(Part of a data file)
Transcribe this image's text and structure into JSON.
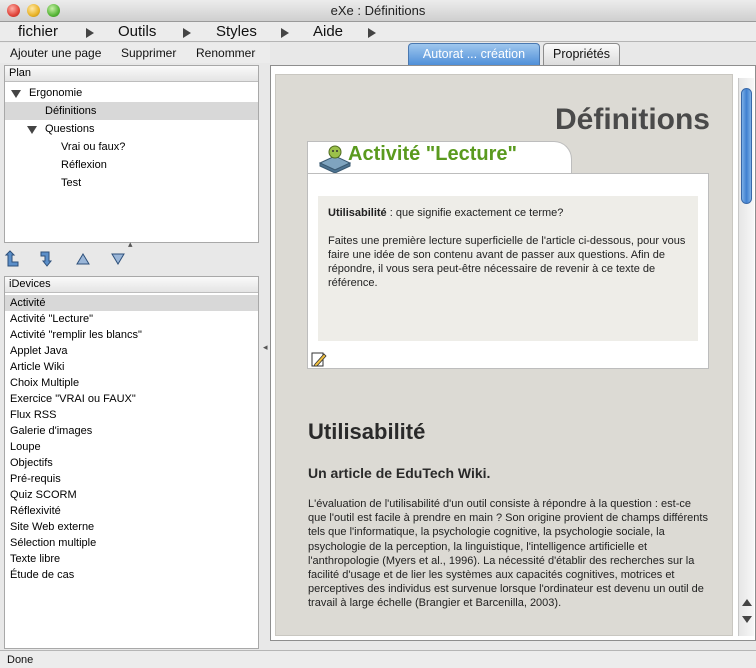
{
  "window": {
    "title": "eXe : Définitions"
  },
  "menubar": {
    "items": [
      "fichier",
      "Outils",
      "Styles",
      "Aide"
    ]
  },
  "toolbar": {
    "add_page": "Ajouter une page",
    "delete": "Supprimer",
    "rename": "Renommer"
  },
  "plan": {
    "header": "Plan",
    "nodes": [
      {
        "label": "Ergonomie",
        "expanded": true
      },
      {
        "label": "Définitions",
        "selected": true
      },
      {
        "label": "Questions",
        "expanded": true
      },
      {
        "label": "Vrai ou faux?"
      },
      {
        "label": "Réflexion"
      },
      {
        "label": "Test"
      }
    ]
  },
  "move_buttons": {
    "icons": [
      "promote-icon",
      "demote-icon",
      "move-up-icon",
      "move-down-icon"
    ]
  },
  "idevices": {
    "header": "iDevices",
    "items": [
      "Activité",
      "Activité \"Lecture\"",
      "Activité \"remplir les blancs\"",
      "Applet Java",
      "Article Wiki",
      "Choix Multiple",
      "Exercice \"VRAI ou FAUX\"",
      "Flux RSS",
      "Galerie d'images",
      "Loupe",
      "Objectifs",
      "Pré-requis",
      "Quiz SCORM",
      "Réflexivité",
      "Site Web externe",
      "Sélection multiple",
      "Texte libre",
      "Étude de cas"
    ],
    "selected_index": 0
  },
  "tabs": {
    "authoring": "Autorat ... création",
    "properties": "Propriétés"
  },
  "content": {
    "page_title": "Définitions",
    "idevice": {
      "title": "Activité \"Lecture\"",
      "term": "Utilisabilité",
      "question": " : que signifie exactement ce terme?",
      "instructions": "Faites une première lecture superficielle de l'article ci-dessous, pour vous faire une idée de son contenu avant de passer aux questions. Afin de répondre, il vous sera peut-être nécessaire de revenir à ce texte de référence."
    },
    "article": {
      "heading": "Utilisabilité",
      "subheading": "Un article de EduTech Wiki.",
      "body": "L'évaluation de l'utilisabilité d'un outil consiste à répondre à la question : est-ce que l'outil est facile à prendre en main ? Son origine provient de champs différents tels que l'informatique, la psychologie cognitive, la psychologie sociale, la psychologie de la perception, la linguistique, l'intelligence artificielle et l'anthropologie (Myers et al., 1996). La nécessité d'établir des recherches sur la facilité d'usage et de lier les systèmes aux capacités cognitives, motrices et perceptives des individus est survenue lorsque l'ordinateur est devenu un outil de travail à large échelle (Brangier et Barcenilla, 2003)."
    }
  },
  "statusbar": {
    "text": "Done"
  },
  "colors": {
    "accent_tab": "#4f8fd8",
    "idevice_title": "#5a9a1e",
    "page_title": "#4a4a4a"
  }
}
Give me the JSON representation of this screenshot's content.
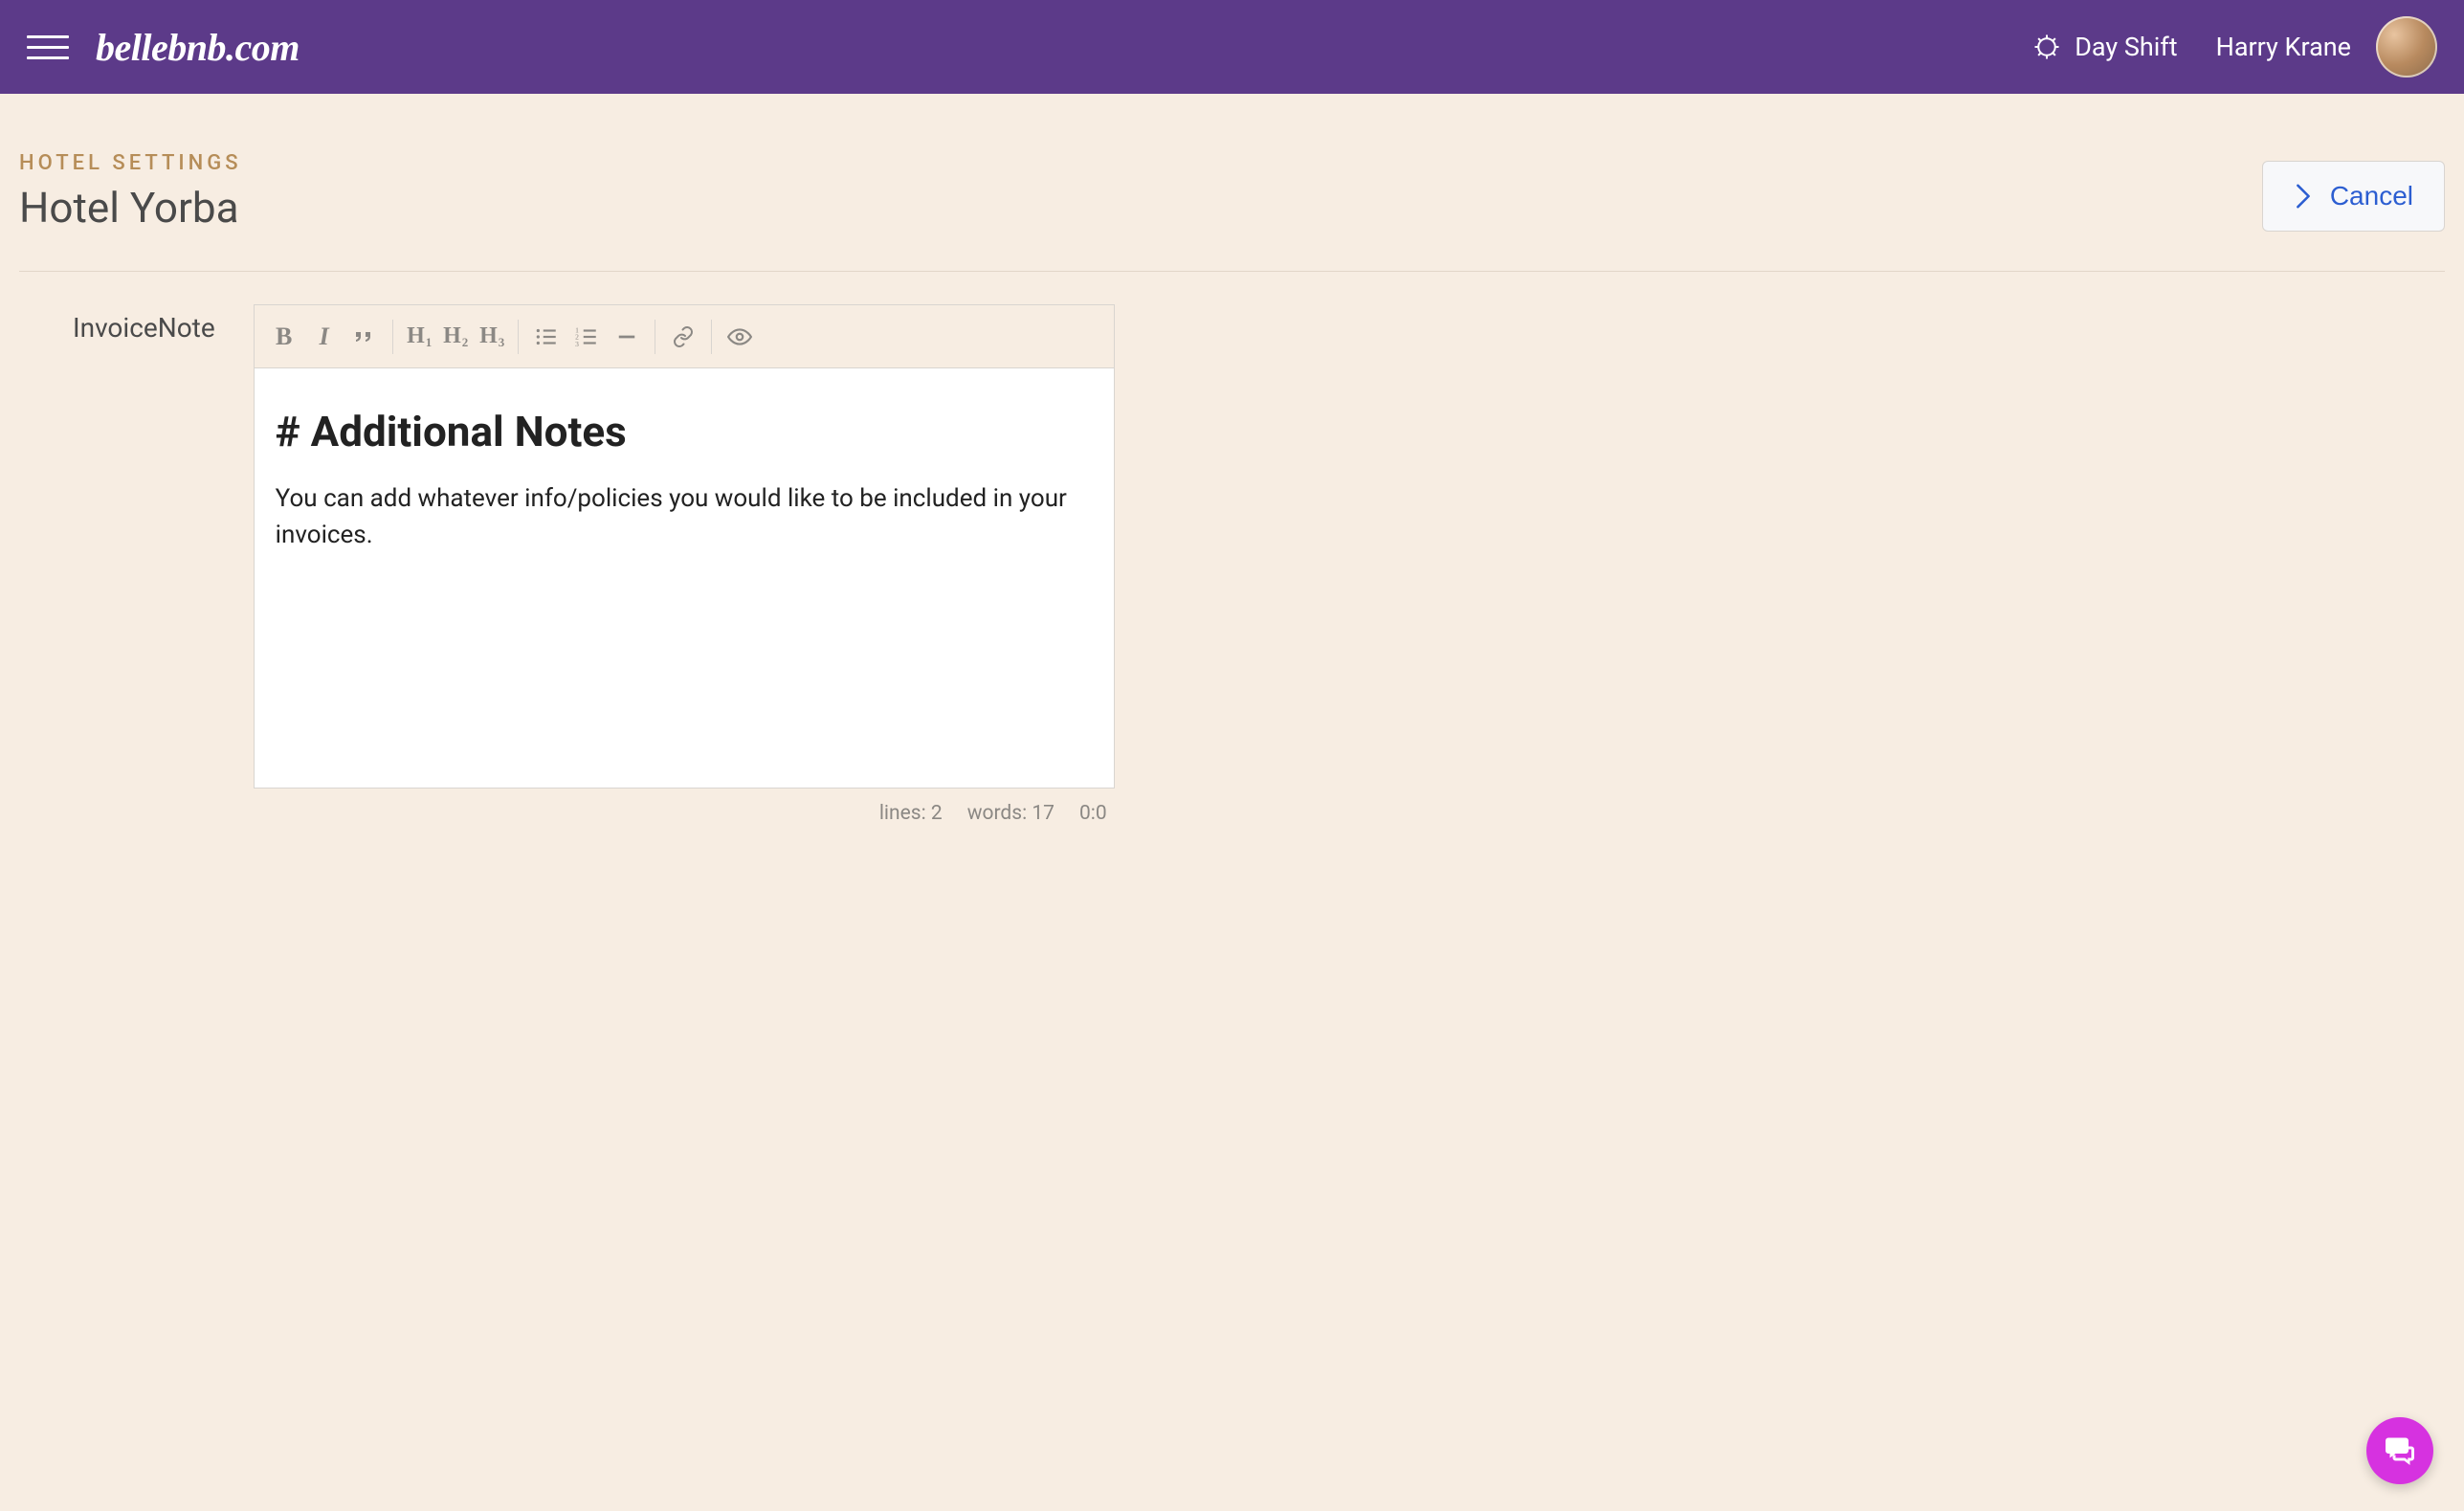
{
  "topbar": {
    "logo_text": "bellebnb.com",
    "shift_label": "Day Shift",
    "username": "Harry Krane"
  },
  "breadcrumb": {
    "section": "HOTEL SETTINGS",
    "title": "Hotel Yorba"
  },
  "actions": {
    "cancel_label": "Cancel"
  },
  "form": {
    "invoice_note_label": "InvoiceNote"
  },
  "editor": {
    "heading": "# Additional Notes",
    "body": "You can add whatever info/policies you would like to be included in your invoices.",
    "toolbar": {
      "bold": "B",
      "italic": "I",
      "quote": "❝",
      "h1": "H",
      "h1_sub": "1",
      "h2": "H",
      "h2_sub": "2",
      "h3": "H",
      "h3_sub": "3"
    },
    "status": {
      "lines_label": "lines: 2",
      "words_label": "words: 17",
      "cursor_label": "0:0"
    }
  }
}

**WHAT YOU HAVE TO DO:** Find how many lines include the string "content" and report that number alone.

**FULL ANSWER:** 2